THE REQUEST
Reproduce every line in the listing that contains the word "JSON".

ITEMS
+ + + + +
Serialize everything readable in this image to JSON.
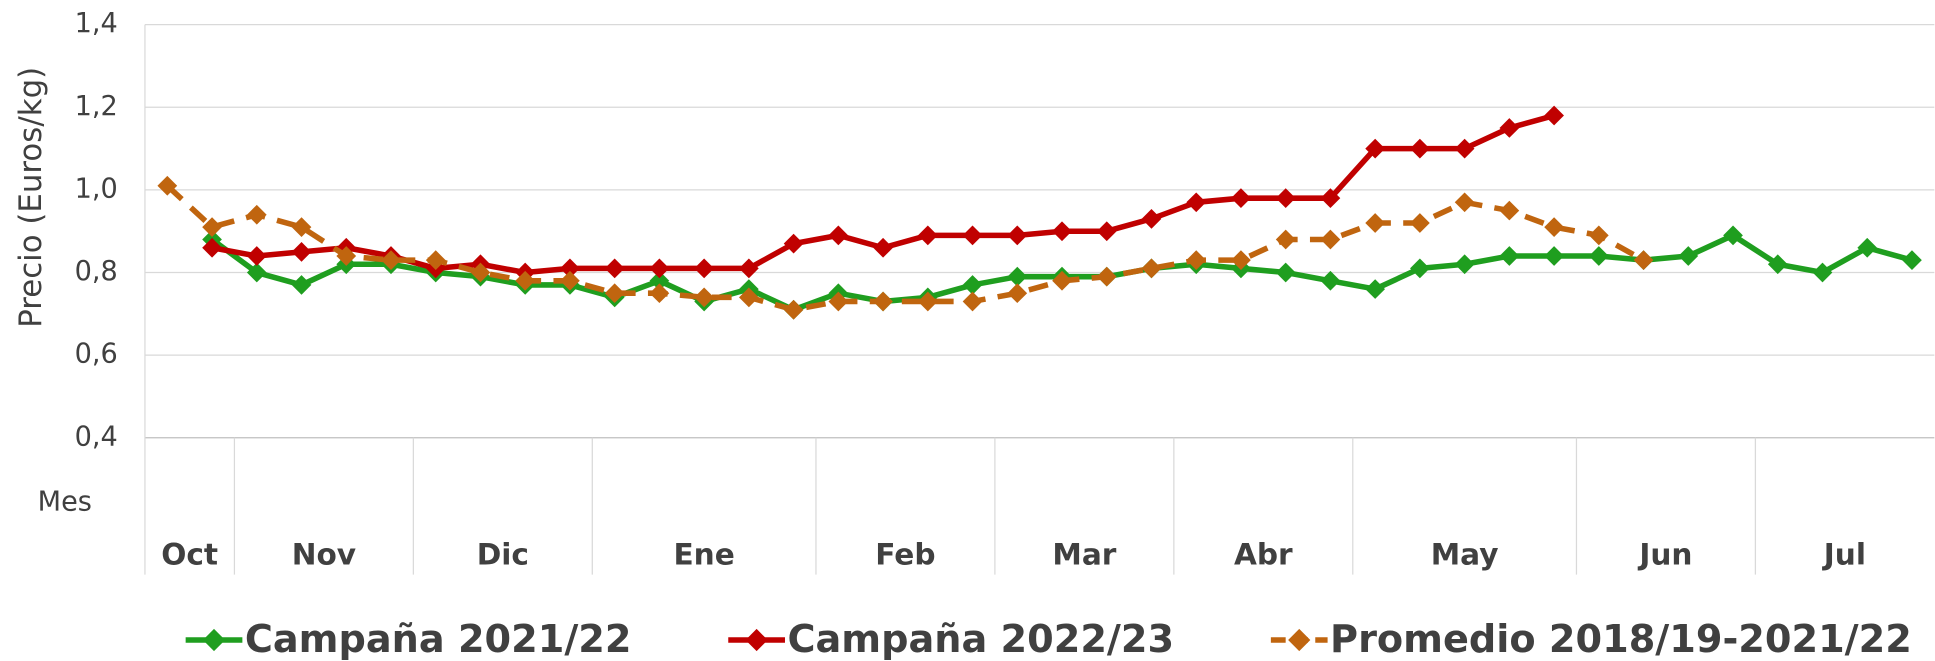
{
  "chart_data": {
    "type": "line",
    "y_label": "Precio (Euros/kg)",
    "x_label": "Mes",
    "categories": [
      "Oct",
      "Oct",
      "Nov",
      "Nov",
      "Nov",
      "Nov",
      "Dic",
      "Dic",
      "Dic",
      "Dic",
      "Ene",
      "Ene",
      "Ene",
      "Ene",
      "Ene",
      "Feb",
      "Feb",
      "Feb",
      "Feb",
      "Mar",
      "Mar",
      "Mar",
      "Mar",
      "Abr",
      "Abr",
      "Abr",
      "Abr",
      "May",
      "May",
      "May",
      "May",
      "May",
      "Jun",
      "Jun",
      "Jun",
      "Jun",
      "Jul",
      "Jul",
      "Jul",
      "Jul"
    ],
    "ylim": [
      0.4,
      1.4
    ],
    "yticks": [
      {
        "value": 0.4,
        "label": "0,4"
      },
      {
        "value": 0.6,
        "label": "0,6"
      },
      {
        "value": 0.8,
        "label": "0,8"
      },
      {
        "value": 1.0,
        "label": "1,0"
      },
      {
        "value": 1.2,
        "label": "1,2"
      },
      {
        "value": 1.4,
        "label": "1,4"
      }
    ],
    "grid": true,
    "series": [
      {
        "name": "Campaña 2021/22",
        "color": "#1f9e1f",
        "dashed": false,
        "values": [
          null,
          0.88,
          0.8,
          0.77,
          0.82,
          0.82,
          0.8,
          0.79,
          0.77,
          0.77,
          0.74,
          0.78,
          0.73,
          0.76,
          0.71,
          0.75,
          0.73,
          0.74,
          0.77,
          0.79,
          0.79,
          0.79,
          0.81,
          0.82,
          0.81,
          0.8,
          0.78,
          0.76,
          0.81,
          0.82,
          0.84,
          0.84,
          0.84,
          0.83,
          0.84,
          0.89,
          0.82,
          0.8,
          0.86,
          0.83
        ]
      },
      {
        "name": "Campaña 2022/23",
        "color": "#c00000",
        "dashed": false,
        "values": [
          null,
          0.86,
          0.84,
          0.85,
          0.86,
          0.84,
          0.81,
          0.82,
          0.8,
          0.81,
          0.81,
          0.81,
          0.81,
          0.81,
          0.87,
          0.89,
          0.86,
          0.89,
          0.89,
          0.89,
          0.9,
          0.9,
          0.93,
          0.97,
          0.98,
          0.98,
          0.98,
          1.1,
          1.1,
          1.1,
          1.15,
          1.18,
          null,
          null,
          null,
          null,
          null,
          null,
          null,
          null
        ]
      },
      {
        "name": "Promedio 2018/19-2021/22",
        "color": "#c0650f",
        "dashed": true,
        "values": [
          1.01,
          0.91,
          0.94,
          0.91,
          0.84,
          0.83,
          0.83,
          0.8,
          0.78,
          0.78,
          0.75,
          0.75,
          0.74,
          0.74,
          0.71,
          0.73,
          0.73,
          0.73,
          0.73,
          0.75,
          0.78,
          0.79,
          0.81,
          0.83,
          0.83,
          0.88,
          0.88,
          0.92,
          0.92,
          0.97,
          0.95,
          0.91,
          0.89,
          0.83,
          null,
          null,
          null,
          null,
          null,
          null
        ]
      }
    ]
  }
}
+ + + + +
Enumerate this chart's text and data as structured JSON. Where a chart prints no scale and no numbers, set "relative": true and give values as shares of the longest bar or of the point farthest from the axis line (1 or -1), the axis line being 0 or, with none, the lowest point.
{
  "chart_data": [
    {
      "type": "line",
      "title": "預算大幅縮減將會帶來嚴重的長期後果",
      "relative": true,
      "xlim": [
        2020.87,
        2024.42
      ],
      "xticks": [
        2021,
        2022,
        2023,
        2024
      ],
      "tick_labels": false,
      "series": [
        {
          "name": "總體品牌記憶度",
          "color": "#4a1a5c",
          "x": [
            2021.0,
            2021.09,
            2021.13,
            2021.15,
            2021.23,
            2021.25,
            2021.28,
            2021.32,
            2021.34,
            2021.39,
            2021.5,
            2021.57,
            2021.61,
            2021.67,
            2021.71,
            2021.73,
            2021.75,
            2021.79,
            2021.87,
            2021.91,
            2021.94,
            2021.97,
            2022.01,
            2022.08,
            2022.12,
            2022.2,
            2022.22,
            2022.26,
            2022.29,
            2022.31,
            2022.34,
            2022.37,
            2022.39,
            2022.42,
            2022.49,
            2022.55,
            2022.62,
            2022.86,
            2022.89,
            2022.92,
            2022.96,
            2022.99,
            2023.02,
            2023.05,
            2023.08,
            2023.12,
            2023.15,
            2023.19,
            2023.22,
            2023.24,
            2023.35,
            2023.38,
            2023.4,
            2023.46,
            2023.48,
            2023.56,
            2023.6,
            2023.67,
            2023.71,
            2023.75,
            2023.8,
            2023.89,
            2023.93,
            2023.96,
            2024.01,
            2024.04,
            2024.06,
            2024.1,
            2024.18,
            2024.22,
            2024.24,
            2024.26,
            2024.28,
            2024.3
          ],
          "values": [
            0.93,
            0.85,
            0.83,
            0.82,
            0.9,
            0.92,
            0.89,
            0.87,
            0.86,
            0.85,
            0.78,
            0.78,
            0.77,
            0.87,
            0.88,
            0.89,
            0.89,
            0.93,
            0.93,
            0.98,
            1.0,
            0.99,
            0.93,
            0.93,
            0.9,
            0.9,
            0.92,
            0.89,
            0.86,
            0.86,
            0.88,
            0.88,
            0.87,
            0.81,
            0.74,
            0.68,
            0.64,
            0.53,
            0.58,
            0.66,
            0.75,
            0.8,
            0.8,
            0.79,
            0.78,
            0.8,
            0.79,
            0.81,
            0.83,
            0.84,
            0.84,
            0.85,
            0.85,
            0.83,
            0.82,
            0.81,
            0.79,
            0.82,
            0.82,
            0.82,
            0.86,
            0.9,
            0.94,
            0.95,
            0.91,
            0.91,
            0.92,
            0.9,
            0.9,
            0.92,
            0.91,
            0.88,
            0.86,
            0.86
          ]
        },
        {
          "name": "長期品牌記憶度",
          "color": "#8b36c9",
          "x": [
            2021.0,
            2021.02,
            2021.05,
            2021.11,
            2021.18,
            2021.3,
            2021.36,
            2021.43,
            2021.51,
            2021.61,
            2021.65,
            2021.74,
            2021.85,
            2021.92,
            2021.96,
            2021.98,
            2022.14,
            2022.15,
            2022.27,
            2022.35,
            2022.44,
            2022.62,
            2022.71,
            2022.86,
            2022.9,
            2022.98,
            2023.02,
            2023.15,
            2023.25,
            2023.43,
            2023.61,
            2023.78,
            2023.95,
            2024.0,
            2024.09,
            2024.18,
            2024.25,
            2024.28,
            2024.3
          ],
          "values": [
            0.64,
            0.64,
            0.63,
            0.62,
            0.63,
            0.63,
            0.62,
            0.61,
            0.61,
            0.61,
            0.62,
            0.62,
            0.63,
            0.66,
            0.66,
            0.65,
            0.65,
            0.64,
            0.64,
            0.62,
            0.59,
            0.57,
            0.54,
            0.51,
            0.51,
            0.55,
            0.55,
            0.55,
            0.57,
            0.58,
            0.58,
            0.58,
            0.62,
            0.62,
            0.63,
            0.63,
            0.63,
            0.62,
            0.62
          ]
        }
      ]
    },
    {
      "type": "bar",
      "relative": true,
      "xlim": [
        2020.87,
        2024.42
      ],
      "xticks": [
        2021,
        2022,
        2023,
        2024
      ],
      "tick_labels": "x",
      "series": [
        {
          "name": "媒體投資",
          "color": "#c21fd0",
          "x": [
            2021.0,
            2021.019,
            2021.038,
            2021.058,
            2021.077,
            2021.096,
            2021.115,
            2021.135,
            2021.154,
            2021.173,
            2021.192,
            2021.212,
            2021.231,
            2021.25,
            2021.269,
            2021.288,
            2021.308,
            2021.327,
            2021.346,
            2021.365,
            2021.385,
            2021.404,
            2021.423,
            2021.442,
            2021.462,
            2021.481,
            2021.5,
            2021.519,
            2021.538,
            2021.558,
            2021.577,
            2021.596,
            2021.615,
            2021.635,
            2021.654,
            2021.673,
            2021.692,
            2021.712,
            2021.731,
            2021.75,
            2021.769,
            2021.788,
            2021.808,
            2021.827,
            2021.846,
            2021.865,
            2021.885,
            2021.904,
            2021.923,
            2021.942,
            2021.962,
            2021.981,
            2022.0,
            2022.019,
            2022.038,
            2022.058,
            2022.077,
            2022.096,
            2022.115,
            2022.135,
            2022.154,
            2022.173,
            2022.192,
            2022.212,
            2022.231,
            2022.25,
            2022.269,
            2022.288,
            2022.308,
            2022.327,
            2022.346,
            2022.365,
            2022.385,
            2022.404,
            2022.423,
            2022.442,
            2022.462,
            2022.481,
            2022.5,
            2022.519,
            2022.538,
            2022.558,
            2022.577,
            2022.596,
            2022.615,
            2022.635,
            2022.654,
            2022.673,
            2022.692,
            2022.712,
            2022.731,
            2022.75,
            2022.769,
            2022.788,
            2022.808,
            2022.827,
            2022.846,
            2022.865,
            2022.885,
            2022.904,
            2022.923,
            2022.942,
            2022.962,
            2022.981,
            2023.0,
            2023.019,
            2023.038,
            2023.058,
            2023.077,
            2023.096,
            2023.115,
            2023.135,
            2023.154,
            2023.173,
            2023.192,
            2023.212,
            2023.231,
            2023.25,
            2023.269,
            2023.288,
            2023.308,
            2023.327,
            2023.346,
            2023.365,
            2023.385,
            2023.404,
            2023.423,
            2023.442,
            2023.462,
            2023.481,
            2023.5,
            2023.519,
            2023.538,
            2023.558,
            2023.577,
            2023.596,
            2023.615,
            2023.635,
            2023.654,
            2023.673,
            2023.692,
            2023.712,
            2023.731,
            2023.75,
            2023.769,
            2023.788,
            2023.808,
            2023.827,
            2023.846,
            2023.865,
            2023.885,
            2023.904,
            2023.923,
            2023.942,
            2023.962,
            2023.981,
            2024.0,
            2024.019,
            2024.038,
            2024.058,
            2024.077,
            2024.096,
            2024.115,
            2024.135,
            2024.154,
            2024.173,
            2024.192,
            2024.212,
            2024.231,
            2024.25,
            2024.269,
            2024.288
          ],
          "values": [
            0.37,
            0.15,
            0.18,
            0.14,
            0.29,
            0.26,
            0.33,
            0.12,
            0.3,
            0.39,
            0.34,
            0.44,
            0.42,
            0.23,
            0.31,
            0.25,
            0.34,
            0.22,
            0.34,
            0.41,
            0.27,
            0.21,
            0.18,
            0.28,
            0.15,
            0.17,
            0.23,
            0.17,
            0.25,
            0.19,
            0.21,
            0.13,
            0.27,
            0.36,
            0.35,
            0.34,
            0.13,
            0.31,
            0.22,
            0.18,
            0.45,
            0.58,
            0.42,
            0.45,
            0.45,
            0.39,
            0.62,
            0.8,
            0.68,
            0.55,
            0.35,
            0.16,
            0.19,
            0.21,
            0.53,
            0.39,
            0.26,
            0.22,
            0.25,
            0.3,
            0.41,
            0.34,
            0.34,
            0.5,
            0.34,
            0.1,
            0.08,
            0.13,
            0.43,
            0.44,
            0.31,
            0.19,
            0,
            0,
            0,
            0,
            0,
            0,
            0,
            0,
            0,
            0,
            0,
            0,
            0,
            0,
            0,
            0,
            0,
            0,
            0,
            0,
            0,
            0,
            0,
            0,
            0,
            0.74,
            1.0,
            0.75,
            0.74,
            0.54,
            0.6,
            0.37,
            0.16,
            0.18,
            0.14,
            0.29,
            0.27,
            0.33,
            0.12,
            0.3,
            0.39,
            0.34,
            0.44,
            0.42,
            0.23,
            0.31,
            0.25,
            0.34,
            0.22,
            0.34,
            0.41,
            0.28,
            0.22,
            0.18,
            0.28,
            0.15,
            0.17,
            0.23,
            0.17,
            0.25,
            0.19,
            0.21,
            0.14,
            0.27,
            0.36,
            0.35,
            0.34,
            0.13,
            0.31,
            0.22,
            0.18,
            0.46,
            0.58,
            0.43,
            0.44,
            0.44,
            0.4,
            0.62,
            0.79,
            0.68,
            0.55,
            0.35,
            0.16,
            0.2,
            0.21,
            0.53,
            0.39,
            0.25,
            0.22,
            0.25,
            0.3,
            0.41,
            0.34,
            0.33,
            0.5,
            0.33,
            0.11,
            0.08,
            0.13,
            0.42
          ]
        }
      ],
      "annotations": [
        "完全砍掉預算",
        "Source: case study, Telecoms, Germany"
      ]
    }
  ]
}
+ + + + +
OUTPUT BELOW
Serialize everything readable in this image to JSON.
Enumerate this chart's text and data as structured JSON. Where a chart prints no scale and no numbers, set "relative": true and give values as shares of the longest bar or of the point farthest from the axis line (1 or -1), the axis line being 0 or, with none, the lowest point.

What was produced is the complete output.